**Records for processing:**
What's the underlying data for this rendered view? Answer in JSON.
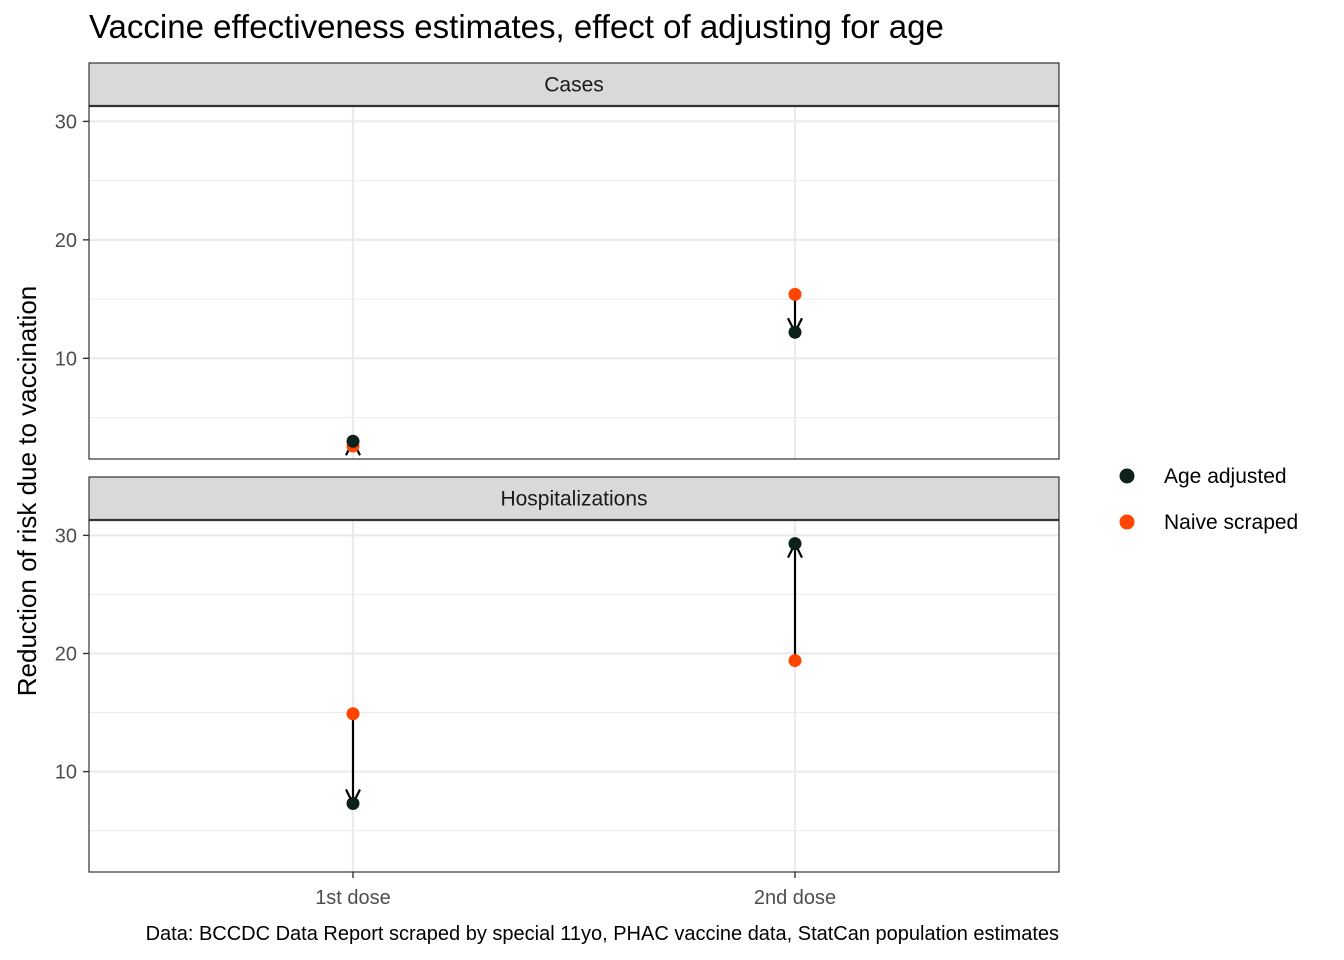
{
  "chart_data": {
    "type": "scatter",
    "title": "Vaccine effectiveness estimates, effect of adjusting for age",
    "ylabel": "Reduction of risk due to vaccination",
    "xlabel": "",
    "caption": "Data: BCCDC Data Report scraped by special 11yo, PHAC vaccine data, StatCan population estimates",
    "categories": [
      "1st dose",
      "2nd dose"
    ],
    "y_ticks": [
      10,
      20,
      30
    ],
    "grid": true,
    "legend_position": "right",
    "series": [
      {
        "name": "Age adjusted",
        "color": "#0d211c"
      },
      {
        "name": "Naive scraped",
        "color": "#ff4500"
      }
    ],
    "panels": [
      {
        "label": "Cases",
        "ylim": [
          1.5,
          31.3
        ],
        "points": [
          {
            "category": "1st dose",
            "naive": 2.6,
            "adjusted": 3.0
          },
          {
            "category": "2nd dose",
            "naive": 15.4,
            "adjusted": 12.2
          }
        ]
      },
      {
        "label": "Hospitalizations",
        "ylim": [
          1.5,
          31.3
        ],
        "points": [
          {
            "category": "1st dose",
            "naive": 14.9,
            "adjusted": 7.3
          },
          {
            "category": "2nd dose",
            "naive": 19.4,
            "adjusted": 29.3
          }
        ]
      }
    ]
  }
}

**What you need to do:** Return each line of the listing that holds the string "name".

**Exercise response:**
        "name": "Age adjusted",
        "name": "Naive scraped",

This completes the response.